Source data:

---+---

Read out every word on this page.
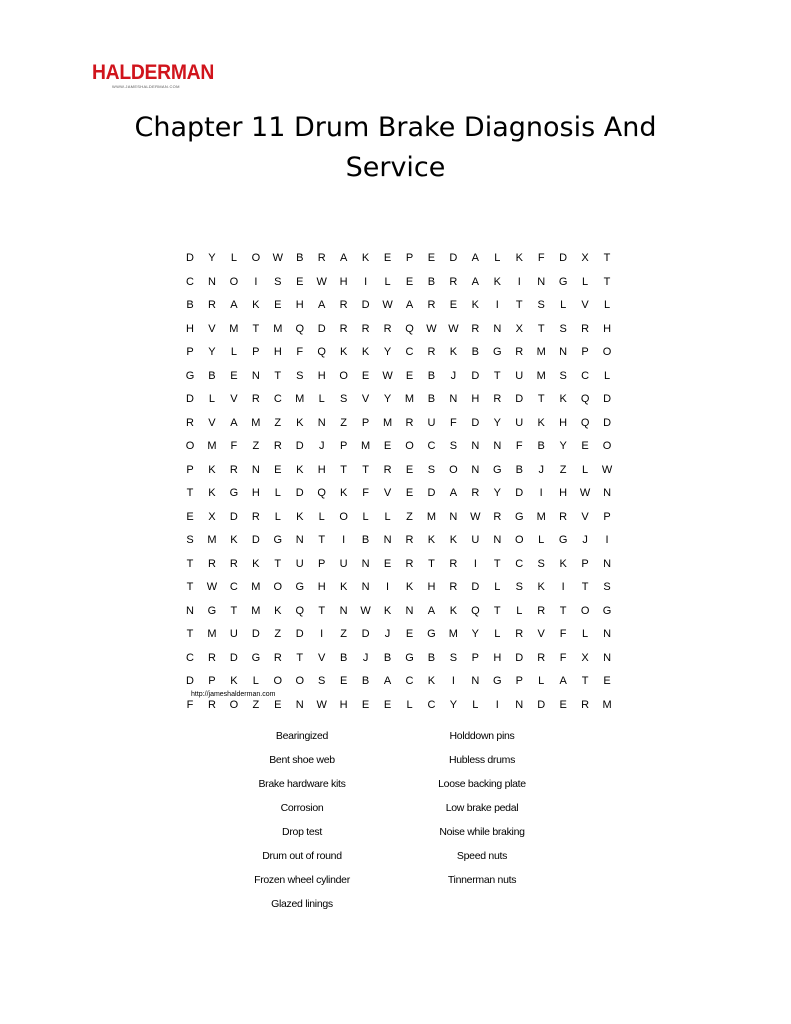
HALDERMAN
WWW.JAMESHALDERMAN.COM
Chapter 11 Drum Brake Diagnosis And
Service
D	Y	L	O	W	B	R	A	K	E	P	E	D	A	L	K	F	D	X	T
C	N	O	I	S	E	W	H	I	L	E	B	R	A	K	I	N	G	L	T
B	R	A	K	E	H	A	R	D	W	A	R	E	K	I	T	S	L	V	L
H	V	M	T	M	Q	D	R	R	R	Q	W	W	R	N	X	T	S	R	H
P	Y	L	P	H	F	Q	K	K	Y	C	R	K	B	G	R	M	N	P	O
G	B	E	N	T	S	H	O	E	W	E	B	J	D	T	U	M	S	C	L
D	L	V	R	C	M	L	S	V	Y	M	B	N	H	R	D	T	K	Q	D
R	V	A	M	Z	K	N	Z	P	M	R	U	F	D	Y	U	K	H	Q	D
O	M	F	Z	R	D	J	P	M	E	O	C	S	N	N	F	B	Y	E	O
P	K	R	N	E	K	H	T	T	R	E	S	O	N	G	B	J	Z	L	W
T	K	G	H	L	D	Q	K	F	V	E	D	A	R	Y	D	I	H	W	N
E	X	D	R	L	K	L	O	L	L	Z	M	N	W	R	G	M	R	V	P
S	M	K	D	G	N	T	I	B	N	R	K	K	U	N	O	L	G	J	I
T	R	R	K	T	U	P	U	N	E	R	T	R	I	T	C	S	K	P	N
T	W	C	M	O	G	H	K	N	I	K	H	R	D	L	S	K	I	T	S
N	G	T	M	K	Q	T	N	W	K	N	A	K	Q	T	L	R	T	O	G
T	M	U	D	Z	D	I	Z	D	J	E	G	M	Y	L	R	V	F	L	N
C	R	D	G	R	T	V	B	J	B	G	B	S	P	H	D	R	F	X	N
D	P	K	L	O	O	S	E	B	A	C	K	I	N	G	P	L	A	T	E
F	R	O	Z	E	N	W	H	E	E	L	C	Y	L	I	N	D	E	R	M
http://jameshalderman.com
Bearingized
Bent shoe web
Brake hardware kits
Corrosion
Drop test
Drum out of round
Frozen wheel cylinder
Glazed linings
Holddown pins
Hubless drums
Loose backing plate
Low brake pedal
Noise while braking
Speed nuts
Tinnerman nuts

---+---

Print all of the entries word for word. Skip any images they contain.

Read out every word on this page.
HALDERMAN
WWW.JAMESHALDERMAN.COM
Chapter 11 Drum Brake Diagnosis And
Service
D	Y	L	O	W	B	R	A	K	E	P	E	D	A	L	K	F	D	X	T
C	N	O	I	S	E	W	H	I	L	E	B	R	A	K	I	N	G	L	T
B	R	A	K	E	H	A	R	D	W	A	R	E	K	I	T	S	L	V	L
H	V	M	T	M	Q	D	R	R	R	Q	W	W	R	N	X	T	S	R	H
P	Y	L	P	H	F	Q	K	K	Y	C	R	K	B	G	R	M	N	P	O
G	B	E	N	T	S	H	O	E	W	E	B	J	D	T	U	M	S	C	L
D	L	V	R	C	M	L	S	V	Y	M	B	N	H	R	D	T	K	Q	D
R	V	A	M	Z	K	N	Z	P	M	R	U	F	D	Y	U	K	H	Q	D
O	M	F	Z	R	D	J	P	M	E	O	C	S	N	N	F	B	Y	E	O
P	K	R	N	E	K	H	T	T	R	E	S	O	N	G	B	J	Z	L	W
T	K	G	H	L	D	Q	K	F	V	E	D	A	R	Y	D	I	H	W	N
E	X	D	R	L	K	L	O	L	L	Z	M	N	W	R	G	M	R	V	P
S	M	K	D	G	N	T	I	B	N	R	K	K	U	N	O	L	G	J	I
T	R	R	K	T	U	P	U	N	E	R	T	R	I	T	C	S	K	P	N
T	W	C	M	O	G	H	K	N	I	K	H	R	D	L	S	K	I	T	S
N	G	T	M	K	Q	T	N	W	K	N	A	K	Q	T	L	R	T	O	G
T	M	U	D	Z	D	I	Z	D	J	E	G	M	Y	L	R	V	F	L	N
C	R	D	G	R	T	V	B	J	B	G	B	S	P	H	D	R	F	X	N
D	P	K	L	O	O	S	E	B	A	C	K	I	N	G	P	L	A	T	E
F	R	O	Z	E	N	W	H	E	E	L	C	Y	L	I	N	D	E	R	M
http://jameshalderman.com
Bearingized
Bent shoe web
Brake hardware kits
Corrosion
Drop test
Drum out of round
Frozen wheel cylinder
Glazed linings
Holddown pins
Hubless drums
Loose backing plate
Low brake pedal
Noise while braking
Speed nuts
Tinnerman nuts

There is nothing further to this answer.